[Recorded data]
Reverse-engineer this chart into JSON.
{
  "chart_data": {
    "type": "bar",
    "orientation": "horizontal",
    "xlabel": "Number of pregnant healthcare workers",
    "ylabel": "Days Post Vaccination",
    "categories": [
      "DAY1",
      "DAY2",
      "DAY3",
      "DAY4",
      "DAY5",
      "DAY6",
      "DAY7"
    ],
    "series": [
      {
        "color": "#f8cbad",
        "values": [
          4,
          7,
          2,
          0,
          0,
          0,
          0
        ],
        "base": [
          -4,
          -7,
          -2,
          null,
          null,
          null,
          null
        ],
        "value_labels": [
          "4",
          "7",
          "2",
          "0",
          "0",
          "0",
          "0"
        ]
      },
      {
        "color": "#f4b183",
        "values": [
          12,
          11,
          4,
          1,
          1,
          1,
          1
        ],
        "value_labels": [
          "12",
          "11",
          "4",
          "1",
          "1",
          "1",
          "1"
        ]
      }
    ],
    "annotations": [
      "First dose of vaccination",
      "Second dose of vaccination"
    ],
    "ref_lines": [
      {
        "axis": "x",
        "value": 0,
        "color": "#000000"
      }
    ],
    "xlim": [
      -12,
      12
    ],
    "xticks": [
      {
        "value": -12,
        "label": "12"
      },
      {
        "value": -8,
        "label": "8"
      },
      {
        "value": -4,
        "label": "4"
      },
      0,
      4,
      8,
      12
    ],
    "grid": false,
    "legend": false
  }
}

**Instructions to follow**
Your task is to repeat every entry exactly.

**Solution to the problem**
Reverse-engineer this chart into JSON.
{
  "chart_data": {
    "type": "bar",
    "orientation": "horizontal",
    "xlabel": "Number of pregnant healthcare workers",
    "ylabel": "Days Post Vaccination",
    "categories": [
      "DAY1",
      "DAY2",
      "DAY3",
      "DAY4",
      "DAY5",
      "DAY6",
      "DAY7"
    ],
    "series": [
      {
        "color": "#f8cbad",
        "values": [
          4,
          7,
          2,
          0,
          0,
          0,
          0
        ],
        "base": [
          -4,
          -7,
          -2,
          null,
          null,
          null,
          null
        ],
        "value_labels": [
          "4",
          "7",
          "2",
          "0",
          "0",
          "0",
          "0"
        ]
      },
      {
        "color": "#f4b183",
        "values": [
          12,
          11,
          4,
          1,
          1,
          1,
          1
        ],
        "value_labels": [
          "12",
          "11",
          "4",
          "1",
          "1",
          "1",
          "1"
        ]
      }
    ],
    "annotations": [
      "First dose of vaccination",
      "Second dose of vaccination"
    ],
    "ref_lines": [
      {
        "axis": "x",
        "value": 0,
        "color": "#000000"
      }
    ],
    "xlim": [
      -12,
      12
    ],
    "xticks": [
      {
        "value": -12,
        "label": "12"
      },
      {
        "value": -8,
        "label": "8"
      },
      {
        "value": -4,
        "label": "4"
      },
      0,
      4,
      8,
      12
    ],
    "grid": false,
    "legend": false
  }
}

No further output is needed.